4 Ways to Fail Well

No doubt about it, I’ve failed. Quite often. I’ve also succeeded at quite a bit of stuff. The key to failure is to never let it keep you down. Learn from it, then try again, or try something else, but never give up at moving forward. If it’s a dream, try coming at it from a different way.
There’s no way around it: Failure stinks.
No one likes to fail or sets out to fail. The fear of it is constantly whispering in our ears, begging us to settle for easy, safe and comfortable.
But here’s the thing: Failing is part of living, and we’ll never have impactful lives if we let the fear of failing keep us frozen where we stand.
The only way to avoid failure is to go all Cast Away and maroon yourself on an island, build a shelter out of coconuts and tree branches, find a volleyball to make friends with and call it a life. And even Tom Hanks got tired of that and took his chances at sea, where failing would have meant a watery grave.
If we’re going to dream big, pray hard and then take steps of faith, we have to be willing to fail. The willingness to fail is a prerequisite to experiencing the life God desires for each and every one of us.
Failing is part of living, and we’ll never have impactful lives if we let the fear of failing keep us frozen where we stand.
We will fail. We will fall flat on our faces from time to time. But how we respond to failure will either propel us forward or hold us back. The key is to fail well.
Here are some ways I’m learning how to do that:
1. Put It All Out There
When you grow up playing sports, chances are you are going to become a naturally competitive person—and that will spill over in other areas of your life outside the playing field.
All of a sudden, you’re adopting former NFL coach Herm Edwards’ philosophy of “Hello?! You play to win the game!” and losing a game of Trivial Pursuit is simply not an option (Or maybe that’s just me … It is? Okay, moving on).
Anyways, if you play a sport, you will lose at some point. You won’t have an undefeated season every year (Sorry, Kentucky college basketball fans). You’ll strike out every now and then. You’ll miss a few jump shots. That’s part of playing the game and living life.
But win or lose, you can control how you prepare, the amount of effort you put in during the game, and the way you carry yourself afterwards. In Colossians 3:23, the Apostle Paul said that “whatever you do, work at it with all your heart, as if you were working for the Lord.”
If I’m going to strike out, I want to go down swinging—not with the bat sitting on shoulder as if it was stuck there with crazy glue.
The willingness to fail is a prerequisite to experiencing the life God desires for each and every one of us.
When—not if—I fail and fall flat on my face, I want to look back and see that I gave it everything I had until the final whistle. If I didn’t quit, didn’t shy away from the challenge, didn’t put in a half-effort, I could walk away with some kind of peace.
Even then, failure will sting—but you can walk away from it without any regrets.
2. Don’t Let Failure Make You Bitter
It’s easy to be a good sport after getting the big win, the promotion with the killer pay raise or when life is going great. After failure? Not so much. Emotions are running high—and we’ve all seen plenty of post-game handshakes turn into shoves and punches on national television.
It’s much tougher after a heart-crushing defeat to not become overcome by anger, jealousy and despair. It’s harder to offer grace to people who beat us down. It’s difficult to praise God in the midst of what feels like an unanswered prayer. It seems almost impossible to find joy after falling flat on our faces.

▶ [INFORMATION SHOWN]:

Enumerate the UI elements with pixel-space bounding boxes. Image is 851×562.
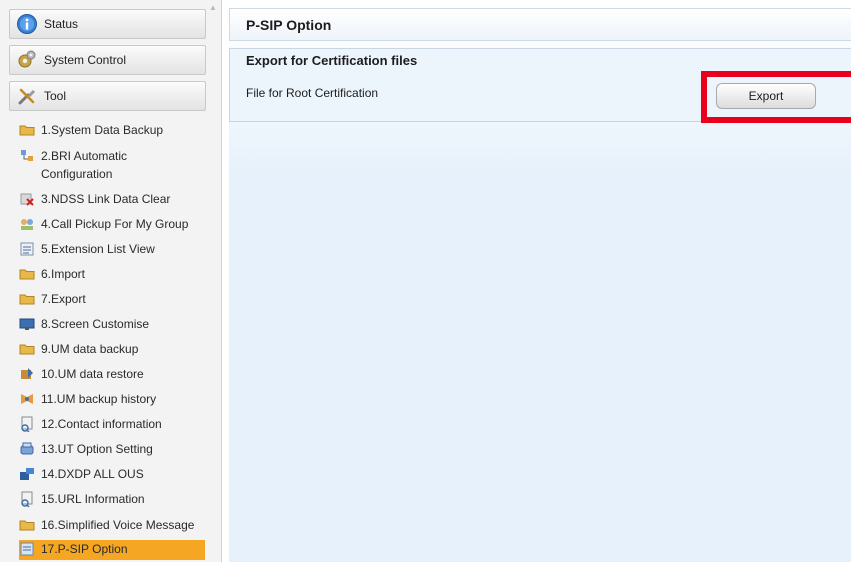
sidebar-item-label: 7.Export: [41, 292, 86, 306]
sidebar-item-label: 2.BRI Automatic Configuration: [41, 149, 128, 181]
sidebar-item-label: 8.Screen Customise: [41, 317, 150, 331]
sidebar-item-label: 10.UM data restore: [41, 367, 144, 381]
sidebar-item-p-sip-option[interactable]: 17.P-SIP Option: [19, 540, 205, 560]
sidebar-item-dxdp-all-ous[interactable]: 14.DXDP ALL OUS: [19, 465, 205, 483]
sidebar-item-system-data-backup[interactable]: 1.System Data Backup: [19, 121, 205, 139]
sidebar-item-label: 12.Contact information: [41, 417, 162, 431]
sidebar-item-label: 11.UM backup history: [41, 392, 157, 406]
scroll-up-arrow-icon[interactable]: ▲: [208, 4, 218, 12]
tab-status-label: Status: [44, 17, 79, 31]
sidebar: ▲ Status System Control Tool 1.System Da…: [0, 0, 222, 562]
monitor-icon: [19, 318, 35, 330]
panel-title: Export for Certification files: [246, 53, 418, 68]
phone-option-icon: [20, 442, 34, 455]
sidebar-item-label: 6.Import: [41, 267, 86, 281]
page-header: P-SIP Option: [229, 8, 851, 41]
dxdp-icon: [20, 468, 34, 480]
sidebar-item-um-data-restore[interactable]: 10.UM data restore: [19, 365, 205, 383]
group-pickup-icon: [21, 219, 33, 230]
tab-system-control-label: System Control: [44, 53, 127, 67]
tab-status[interactable]: Status: [9, 9, 206, 39]
sidebar-item-contact-information[interactable]: 12.Contact information: [19, 415, 205, 433]
restore-icon: [21, 368, 33, 379]
sidebar-item-extension-list-view[interactable]: 5.Extension List View: [19, 240, 205, 258]
sidebar-item-bri-automatic-configuration[interactable]: 2.BRI Automatic Configuration: [19, 147, 205, 183]
sidebar-item-label: 14.DXDP ALL OUS: [41, 467, 144, 481]
export-button[interactable]: Export: [716, 83, 816, 109]
sidebar-item-label: 3.NDSS Link Data Clear: [41, 192, 171, 206]
sidebar-item-label: 9.UM data backup: [41, 342, 139, 356]
sidebar-item-call-pickup-for-my-group[interactable]: 4.Call Pickup For My Group: [19, 215, 205, 233]
tool-icon: [18, 88, 35, 105]
list-view-icon: [20, 242, 34, 256]
root-certification-label: File for Root Certification: [246, 86, 379, 100]
folder-icon: [19, 294, 35, 305]
sidebar-item-ut-option-setting[interactable]: 13.UT Option Setting: [19, 440, 205, 458]
export-certification-panel: Export for Certification files File for …: [229, 48, 851, 122]
tab-tool[interactable]: Tool: [9, 81, 206, 111]
folder-icon: [19, 125, 35, 136]
sidebar-item-label: 13.UT Option Setting: [41, 442, 153, 456]
psip-option-icon: [20, 542, 34, 556]
sidebar-item-ndss-link-data-clear[interactable]: 3.NDSS Link Data Clear: [19, 190, 205, 208]
sidebar-item-label: 15.URL Information: [41, 492, 145, 506]
sidebar-item-label: 17.P-SIP Option: [41, 542, 128, 556]
contact-info-icon: [21, 416, 33, 432]
tab-system-control[interactable]: System Control: [9, 45, 206, 75]
folder-icon: [19, 520, 35, 531]
system-control-icon: [18, 50, 36, 68]
url-info-icon: [21, 491, 33, 507]
folder-icon: [19, 344, 35, 355]
sidebar-item-screen-customise[interactable]: 8.Screen Customise: [19, 315, 205, 333]
sidebar-item-url-information[interactable]: 15.URL Information: [19, 490, 205, 508]
tab-tool-label: Tool: [44, 89, 67, 103]
sidebar-item-export[interactable]: 7.Export: [19, 290, 205, 308]
main-content: P-SIP Option Export for Certification fi…: [229, 8, 851, 562]
sidebar-item-label: 5.Extension List View: [41, 242, 155, 256]
network-config-icon: [21, 150, 33, 161]
sidebar-item-simplified-voice-message[interactable]: 16.Simplified Voice Message: [19, 516, 205, 534]
sidebar-item-label: 1.System Data Backup: [41, 123, 164, 137]
clear-link-icon: [20, 193, 34, 206]
sidebar-item-label: 4.Call Pickup For My Group: [41, 217, 189, 231]
folder-icon: [19, 269, 35, 280]
sidebar-item-um-backup-history[interactable]: 11.UM backup history: [19, 390, 205, 408]
sidebar-item-um-data-backup[interactable]: 9.UM data backup: [19, 340, 205, 358]
sidebar-item-label: 16.Simplified Voice Message: [41, 518, 195, 532]
status-icon: [17, 14, 37, 34]
sidebar-item-import[interactable]: 6.Import: [19, 265, 205, 283]
page-title: P-SIP Option: [246, 17, 332, 33]
history-icon: [21, 394, 33, 404]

▶ [GIVEN TASK]: In the article on failing well, which Bible verse is cited for Paul's words about working with all your heart?

▶ [CORRECT OUTPUT]: Colossians 3:23